Without including any images, reproduce each entry exactly.

::: The records :::

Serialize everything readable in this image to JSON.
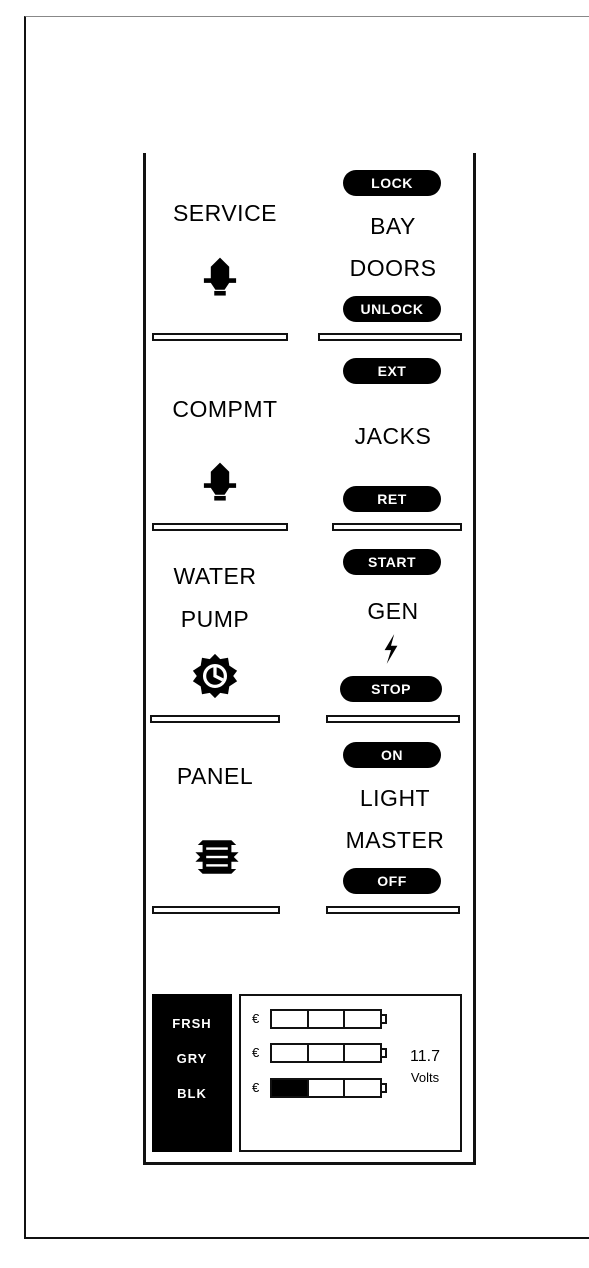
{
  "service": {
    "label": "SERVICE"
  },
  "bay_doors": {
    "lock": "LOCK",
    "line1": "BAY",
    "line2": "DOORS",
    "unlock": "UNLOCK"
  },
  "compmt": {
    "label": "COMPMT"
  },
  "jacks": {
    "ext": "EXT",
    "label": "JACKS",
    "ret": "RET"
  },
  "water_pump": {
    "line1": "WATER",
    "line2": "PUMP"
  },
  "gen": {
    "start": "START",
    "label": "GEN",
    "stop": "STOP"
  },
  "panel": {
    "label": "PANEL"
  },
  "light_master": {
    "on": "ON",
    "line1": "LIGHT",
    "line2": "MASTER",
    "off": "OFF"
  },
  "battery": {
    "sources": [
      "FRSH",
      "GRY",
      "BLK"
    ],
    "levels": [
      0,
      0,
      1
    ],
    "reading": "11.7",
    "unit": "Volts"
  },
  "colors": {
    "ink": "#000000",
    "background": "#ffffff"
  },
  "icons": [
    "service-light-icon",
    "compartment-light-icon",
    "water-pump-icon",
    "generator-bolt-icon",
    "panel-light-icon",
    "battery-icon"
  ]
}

:::

• **Complete response**
Serialize everything readable in this image to JSON.
{
  "service": {
    "label": "SERVICE"
  },
  "bay_doors": {
    "lock": "LOCK",
    "line1": "BAY",
    "line2": "DOORS",
    "unlock": "UNLOCK"
  },
  "compmt": {
    "label": "COMPMT"
  },
  "jacks": {
    "ext": "EXT",
    "label": "JACKS",
    "ret": "RET"
  },
  "water_pump": {
    "line1": "WATER",
    "line2": "PUMP"
  },
  "gen": {
    "start": "START",
    "label": "GEN",
    "stop": "STOP"
  },
  "panel": {
    "label": "PANEL"
  },
  "light_master": {
    "on": "ON",
    "line1": "LIGHT",
    "line2": "MASTER",
    "off": "OFF"
  },
  "battery": {
    "sources": [
      "FRSH",
      "GRY",
      "BLK"
    ],
    "levels": [
      0,
      0,
      1
    ],
    "reading": "11.7",
    "unit": "Volts"
  },
  "colors": {
    "ink": "#000000",
    "background": "#ffffff"
  },
  "icons": [
    "service-light-icon",
    "compartment-light-icon",
    "water-pump-icon",
    "generator-bolt-icon",
    "panel-light-icon",
    "battery-icon"
  ]
}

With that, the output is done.